-- start --

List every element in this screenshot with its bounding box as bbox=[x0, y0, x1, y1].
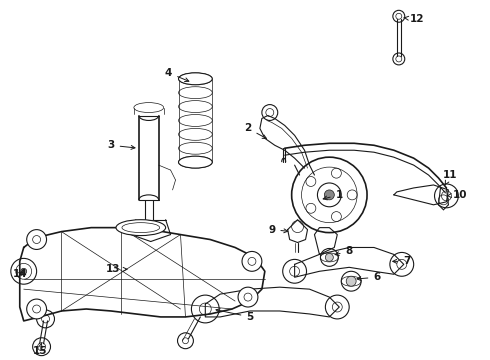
Circle shape bbox=[238, 287, 258, 307]
Text: 8: 8 bbox=[335, 247, 353, 256]
Text: 10: 10 bbox=[447, 190, 467, 200]
Circle shape bbox=[324, 190, 334, 200]
Text: 15: 15 bbox=[32, 343, 47, 356]
Circle shape bbox=[26, 299, 47, 319]
Circle shape bbox=[26, 230, 47, 249]
Text: 9: 9 bbox=[268, 225, 288, 235]
Text: 7: 7 bbox=[393, 256, 411, 266]
Text: 12: 12 bbox=[404, 14, 424, 24]
Text: 13: 13 bbox=[106, 264, 127, 274]
Ellipse shape bbox=[178, 156, 212, 168]
Text: 14: 14 bbox=[12, 269, 27, 279]
Ellipse shape bbox=[116, 220, 166, 235]
Text: 11: 11 bbox=[443, 170, 458, 185]
Text: 2: 2 bbox=[245, 123, 267, 139]
Ellipse shape bbox=[178, 73, 212, 85]
Circle shape bbox=[21, 268, 26, 274]
Text: 4: 4 bbox=[165, 68, 189, 82]
Circle shape bbox=[346, 276, 356, 286]
Text: 3: 3 bbox=[107, 140, 135, 150]
Text: 5: 5 bbox=[216, 309, 254, 322]
Text: 6: 6 bbox=[357, 272, 381, 282]
Circle shape bbox=[325, 253, 333, 261]
Text: 1: 1 bbox=[323, 190, 343, 200]
Circle shape bbox=[242, 251, 262, 271]
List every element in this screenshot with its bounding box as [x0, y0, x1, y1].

-- end --

Instructions to follow: Rewrite all of the records above with every "Circle shape" changed to "Round marker" and everything else left as it is. Leave the pictures out of your answer.

Task response:
List every element in this screenshot with its bounding box as bbox=[x0, y0, x1, y1].
Round marker bbox=[238, 287, 258, 307]
Text: 8: 8 bbox=[335, 247, 353, 256]
Text: 10: 10 bbox=[447, 190, 467, 200]
Round marker bbox=[324, 190, 334, 200]
Text: 15: 15 bbox=[32, 343, 47, 356]
Round marker bbox=[26, 299, 47, 319]
Round marker bbox=[26, 230, 47, 249]
Text: 9: 9 bbox=[268, 225, 288, 235]
Text: 7: 7 bbox=[393, 256, 411, 266]
Text: 12: 12 bbox=[404, 14, 424, 24]
Text: 13: 13 bbox=[106, 264, 127, 274]
Ellipse shape bbox=[178, 156, 212, 168]
Text: 14: 14 bbox=[12, 269, 27, 279]
Ellipse shape bbox=[116, 220, 166, 235]
Text: 11: 11 bbox=[443, 170, 458, 185]
Text: 2: 2 bbox=[245, 123, 267, 139]
Ellipse shape bbox=[178, 73, 212, 85]
Round marker bbox=[21, 268, 26, 274]
Text: 4: 4 bbox=[165, 68, 189, 82]
Round marker bbox=[346, 276, 356, 286]
Text: 3: 3 bbox=[107, 140, 135, 150]
Text: 5: 5 bbox=[216, 309, 254, 322]
Text: 6: 6 bbox=[357, 272, 381, 282]
Round marker bbox=[325, 253, 333, 261]
Text: 1: 1 bbox=[323, 190, 343, 200]
Round marker bbox=[242, 251, 262, 271]
List every element in this screenshot with its bounding box as [x0, y0, x1, y1].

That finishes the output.